» **Problem details**: Copy the data lines word for word, starting at the line that contains "y-tick-label: 0.0 [54, 620, 80, 640]" and ending after the line that contains "x-tick-label: 200 [279, 650, 310, 670]".
-*-
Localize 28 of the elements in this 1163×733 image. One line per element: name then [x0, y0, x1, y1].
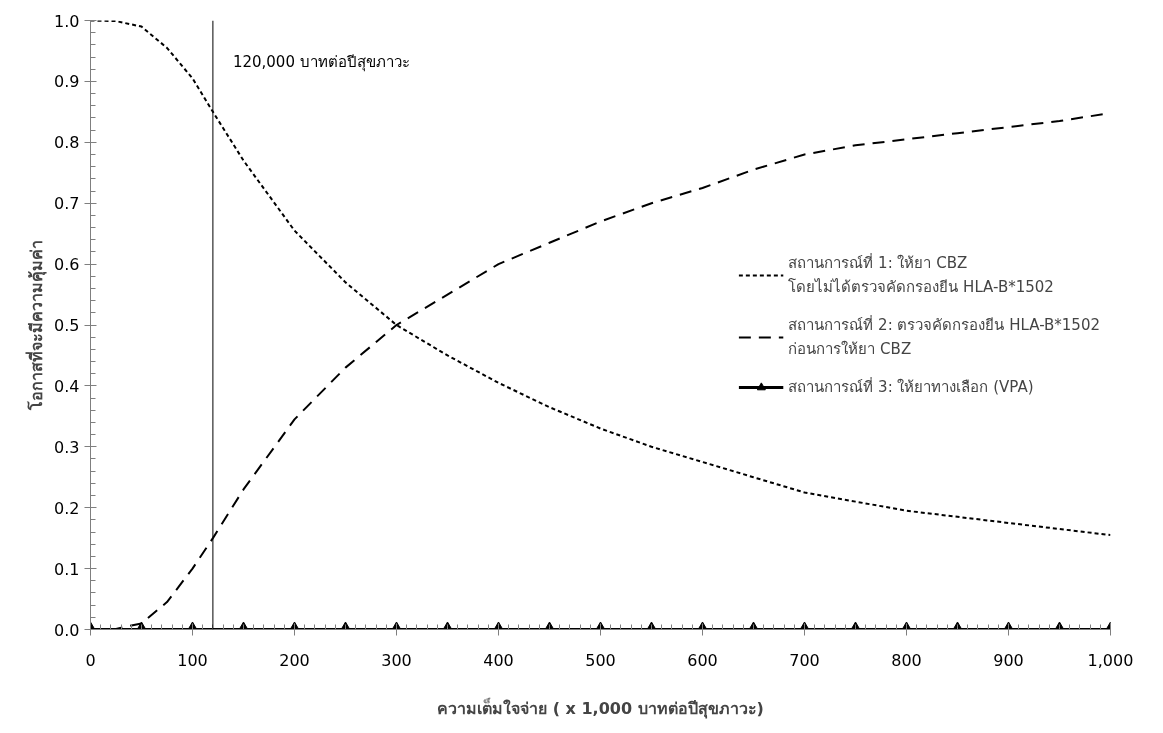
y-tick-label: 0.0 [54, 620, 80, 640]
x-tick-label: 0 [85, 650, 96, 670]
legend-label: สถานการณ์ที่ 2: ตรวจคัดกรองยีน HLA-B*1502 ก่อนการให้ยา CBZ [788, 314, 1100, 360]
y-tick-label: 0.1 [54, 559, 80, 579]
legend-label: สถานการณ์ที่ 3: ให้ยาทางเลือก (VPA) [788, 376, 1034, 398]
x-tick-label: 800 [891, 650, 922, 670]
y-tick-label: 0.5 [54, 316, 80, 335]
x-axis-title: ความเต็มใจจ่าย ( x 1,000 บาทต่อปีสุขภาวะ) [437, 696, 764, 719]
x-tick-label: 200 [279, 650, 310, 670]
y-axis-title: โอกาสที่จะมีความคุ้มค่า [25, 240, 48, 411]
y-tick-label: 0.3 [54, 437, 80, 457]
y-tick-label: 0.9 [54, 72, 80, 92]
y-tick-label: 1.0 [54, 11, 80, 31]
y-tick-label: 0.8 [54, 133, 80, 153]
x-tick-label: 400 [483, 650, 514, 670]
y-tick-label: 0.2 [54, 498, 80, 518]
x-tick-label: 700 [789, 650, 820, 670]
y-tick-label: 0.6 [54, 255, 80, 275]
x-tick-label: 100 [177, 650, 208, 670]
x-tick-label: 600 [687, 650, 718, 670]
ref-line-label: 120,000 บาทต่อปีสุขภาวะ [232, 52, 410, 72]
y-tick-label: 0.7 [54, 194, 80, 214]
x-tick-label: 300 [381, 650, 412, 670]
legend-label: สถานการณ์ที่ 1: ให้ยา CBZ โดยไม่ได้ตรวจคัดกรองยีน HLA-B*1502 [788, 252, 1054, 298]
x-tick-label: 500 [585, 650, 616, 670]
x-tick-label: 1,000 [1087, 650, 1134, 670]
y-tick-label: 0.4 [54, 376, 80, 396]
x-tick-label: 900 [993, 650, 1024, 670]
-*-
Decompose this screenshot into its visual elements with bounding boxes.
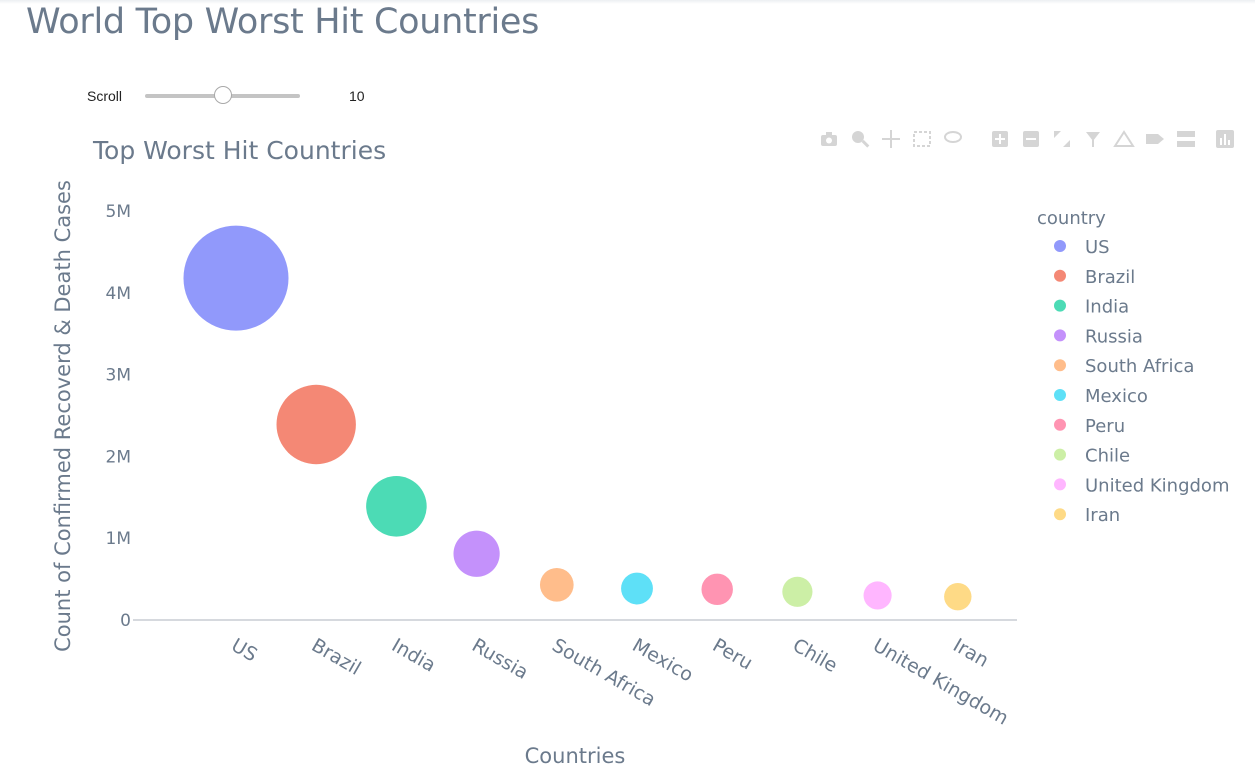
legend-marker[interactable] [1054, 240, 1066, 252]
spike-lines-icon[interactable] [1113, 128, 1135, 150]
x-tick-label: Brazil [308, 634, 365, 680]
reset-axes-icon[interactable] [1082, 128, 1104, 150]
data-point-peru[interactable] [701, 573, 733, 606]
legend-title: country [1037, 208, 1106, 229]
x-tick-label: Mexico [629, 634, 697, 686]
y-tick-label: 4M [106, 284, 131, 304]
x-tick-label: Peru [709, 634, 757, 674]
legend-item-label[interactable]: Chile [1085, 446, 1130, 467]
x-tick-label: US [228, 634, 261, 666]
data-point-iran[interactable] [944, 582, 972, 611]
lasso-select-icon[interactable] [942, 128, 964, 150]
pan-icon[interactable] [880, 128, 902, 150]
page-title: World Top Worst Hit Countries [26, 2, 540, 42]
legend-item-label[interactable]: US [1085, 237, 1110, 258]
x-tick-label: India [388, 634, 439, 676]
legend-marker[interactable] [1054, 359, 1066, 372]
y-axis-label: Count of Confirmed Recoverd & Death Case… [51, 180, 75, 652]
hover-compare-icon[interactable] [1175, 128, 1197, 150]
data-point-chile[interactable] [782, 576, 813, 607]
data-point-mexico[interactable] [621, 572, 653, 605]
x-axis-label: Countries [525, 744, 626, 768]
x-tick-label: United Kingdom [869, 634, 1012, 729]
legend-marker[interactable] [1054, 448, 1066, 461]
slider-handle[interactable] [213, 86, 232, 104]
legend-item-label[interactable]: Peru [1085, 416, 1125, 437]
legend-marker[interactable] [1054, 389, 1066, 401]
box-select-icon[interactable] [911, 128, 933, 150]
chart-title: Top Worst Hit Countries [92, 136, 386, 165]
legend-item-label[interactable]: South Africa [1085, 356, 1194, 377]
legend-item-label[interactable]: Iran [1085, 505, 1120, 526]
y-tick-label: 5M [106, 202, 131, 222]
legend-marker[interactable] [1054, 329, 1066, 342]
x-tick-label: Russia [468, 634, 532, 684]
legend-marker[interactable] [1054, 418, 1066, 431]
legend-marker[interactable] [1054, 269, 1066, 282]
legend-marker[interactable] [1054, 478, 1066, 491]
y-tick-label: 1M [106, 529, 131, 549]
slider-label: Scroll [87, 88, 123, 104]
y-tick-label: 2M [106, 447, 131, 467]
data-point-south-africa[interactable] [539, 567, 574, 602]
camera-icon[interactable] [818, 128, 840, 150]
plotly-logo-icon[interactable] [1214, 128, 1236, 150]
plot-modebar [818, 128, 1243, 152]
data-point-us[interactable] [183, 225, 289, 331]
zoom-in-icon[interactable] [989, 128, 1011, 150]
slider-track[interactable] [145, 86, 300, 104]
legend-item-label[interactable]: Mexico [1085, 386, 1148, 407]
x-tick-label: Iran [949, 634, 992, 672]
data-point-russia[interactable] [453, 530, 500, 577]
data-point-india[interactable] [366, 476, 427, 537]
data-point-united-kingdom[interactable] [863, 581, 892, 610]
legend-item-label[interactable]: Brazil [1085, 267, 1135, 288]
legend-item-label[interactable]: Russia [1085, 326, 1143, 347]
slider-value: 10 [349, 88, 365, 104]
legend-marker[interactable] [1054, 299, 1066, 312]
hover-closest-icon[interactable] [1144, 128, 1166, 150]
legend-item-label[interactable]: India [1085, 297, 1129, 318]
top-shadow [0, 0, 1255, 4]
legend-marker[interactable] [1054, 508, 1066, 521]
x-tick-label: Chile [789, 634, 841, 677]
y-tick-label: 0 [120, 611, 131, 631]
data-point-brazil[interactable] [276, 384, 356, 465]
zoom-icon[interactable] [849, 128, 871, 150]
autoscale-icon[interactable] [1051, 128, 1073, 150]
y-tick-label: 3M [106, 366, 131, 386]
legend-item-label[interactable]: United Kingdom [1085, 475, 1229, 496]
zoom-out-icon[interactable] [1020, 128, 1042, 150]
-*-
» **Answer**:
y-tick-label: 0.0 [54, 620, 80, 640]
x-tick-label: 0 [85, 650, 96, 670]
legend-label: สถานการณ์ที่ 2: ตรวจคัดกรองยีน HLA-B*1502 ก่อนการให้ยา CBZ [788, 314, 1100, 360]
y-tick-label: 0.1 [54, 559, 80, 579]
legend-label: สถานการณ์ที่ 3: ให้ยาทางเลือก (VPA) [788, 376, 1034, 398]
x-tick-label: 800 [891, 650, 922, 670]
y-tick-label: 0.5 [54, 316, 80, 335]
x-axis-title: ความเต็มใจจ่าย ( x 1,000 บาทต่อปีสุขภาวะ) [437, 696, 764, 719]
x-tick-label: 200 [279, 650, 310, 670]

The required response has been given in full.